[Start Data extract]

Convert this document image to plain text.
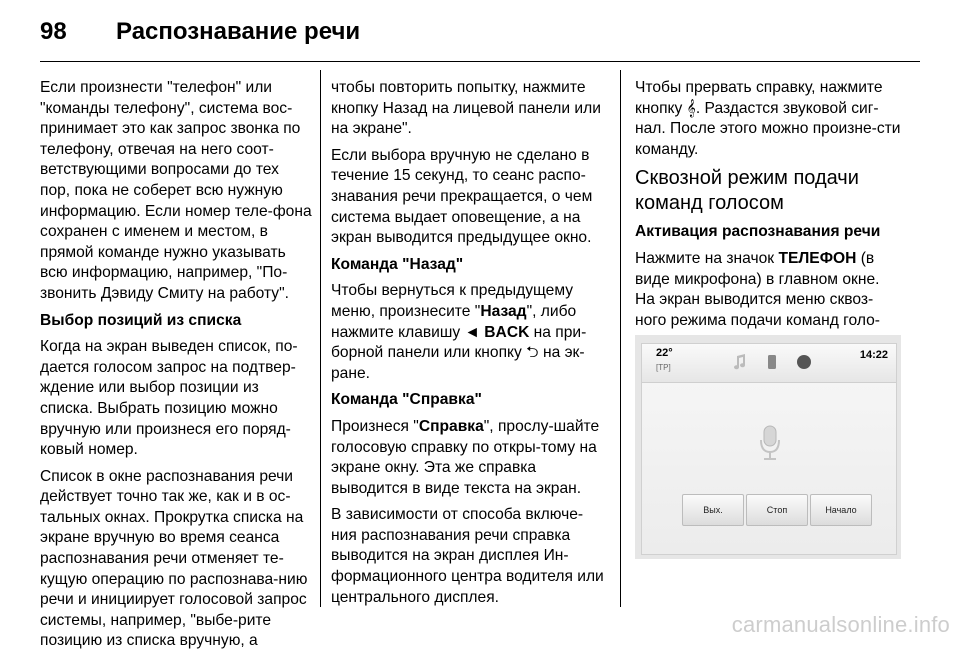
98	Распознавание речи

Если произнести "телефон" или "команды телефону", система вос-принимает это как запрос звонка по телефону, отвечая на него соот-ветствующими вопросами до тех пор, пока не соберет всю нужную информацию. Если номер теле-фона сохранен с именем и местом, в прямой команде нужно указывать всю информацию, например, "По-звонить Дэвиду Смиту на работу".

Выбор позиций из списка

Когда на экран выведен список, по-дается голосом запрос на подтвер-ждение или выбор позиции из списка. Выбрать позицию можно вручную или произнеся его поряд-ковый номер.

Список в окне распознавания речи действует точно так же, как и в ос-тальных окнах. Прокрутка списка на экране вручную во время сеанса распознавания речи отменяет те-кущую операцию по распознава-нию речи и инициирует голосовой запрос системы, например, "выбе-рите позицию из списка вручную, а

чтобы повторить попытку, нажмите кнопку Назад на лицевой панели или на экране".

Если выбора вручную не сделано в течение 15 секунд, то сеанс распо-знавания речи прекращается, о чем система выдает оповещение, а на экран выводится предыдущее окно.

Команда "Назад"

Чтобы вернуться к предыдущему меню, произнесите "Назад", либо нажмите клавишу ◄ BACK на при-борной панели или кнопку ⮌ на эк-ране.

Команда "Справка"

Произнеся "Справка", прослу-шайте голосовую справку по откры-тому на экране окну. Эта же справка выводится в виде текста на экран.

В зависимости от способа включе-ния распознавания речи справка выводится на экран дисплея Ин-формационного центра водителя или центрального дисплея.

Чтобы прервать справку, нажмите кнопку 𝄞. Раздастся звуковой сиг-нал. После этого можно произне-сти команду.

Сквозной режим подачи команд голосом

Активация распознавания речи

Нажмите на значок ТЕЛЕФОН (в виде микрофона) в главном окне. На экран выводится меню сквоз-ного режима подачи команд голо-

22°
[TP]
14:22
Вых.	Стоп	Начало
carmanualsonline.info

[End Data extract]

Task requirements: Repeat verbatim all the material, but not the pictures.

Result below:
Convert this document image to plain text.
98	Распознавание речи

Если произнести "телефон" или "команды телефону", система вос-принимает это как запрос звонка по телефону, отвечая на него соот-ветствующими вопросами до тех пор, пока не соберет всю нужную информацию. Если номер теле-фона сохранен с именем и местом, в прямой команде нужно указывать всю информацию, например, "По-звонить Дэвиду Смиту на работу".

Выбор позиций из списка

Когда на экран выведен список, по-дается голосом запрос на подтвер-ждение или выбор позиции из списка. Выбрать позицию можно вручную или произнеся его поряд-ковый номер.

Список в окне распознавания речи действует точно так же, как и в ос-тальных окнах. Прокрутка списка на экране вручную во время сеанса распознавания речи отменяет те-кущую операцию по распознава-нию речи и инициирует голосовой запрос системы, например, "выбе-рите позицию из списка вручную, а

чтобы повторить попытку, нажмите кнопку Назад на лицевой панели или на экране".

Если выбора вручную не сделано в течение 15 секунд, то сеанс распо-знавания речи прекращается, о чем система выдает оповещение, а на экран выводится предыдущее окно.

Команда "Назад"

Чтобы вернуться к предыдущему меню, произнесите "Назад", либо нажмите клавишу ◄ BACK на при-борной панели или кнопку ⮌ на эк-ране.

Команда "Справка"

Произнеся "Справка", прослу-шайте голосовую справку по откры-тому на экране окну. Эта же справка выводится в виде текста на экран.

В зависимости от способа включе-ния распознавания речи справка выводится на экран дисплея Ин-формационного центра водителя или центрального дисплея.

Чтобы прервать справку, нажмите кнопку 𝄞. Раздастся звуковой сиг-нал. После этого можно произне-сти команду.

Сквозной режим подачи команд голосом

Активация распознавания речи

Нажмите на значок ТЕЛЕФОН (в виде микрофона) в главном окне. На экран выводится меню сквоз-ного режима подачи команд голо-

22°
[TP]
14:22
Вых.	Стоп	Начало
carmanualsonline.info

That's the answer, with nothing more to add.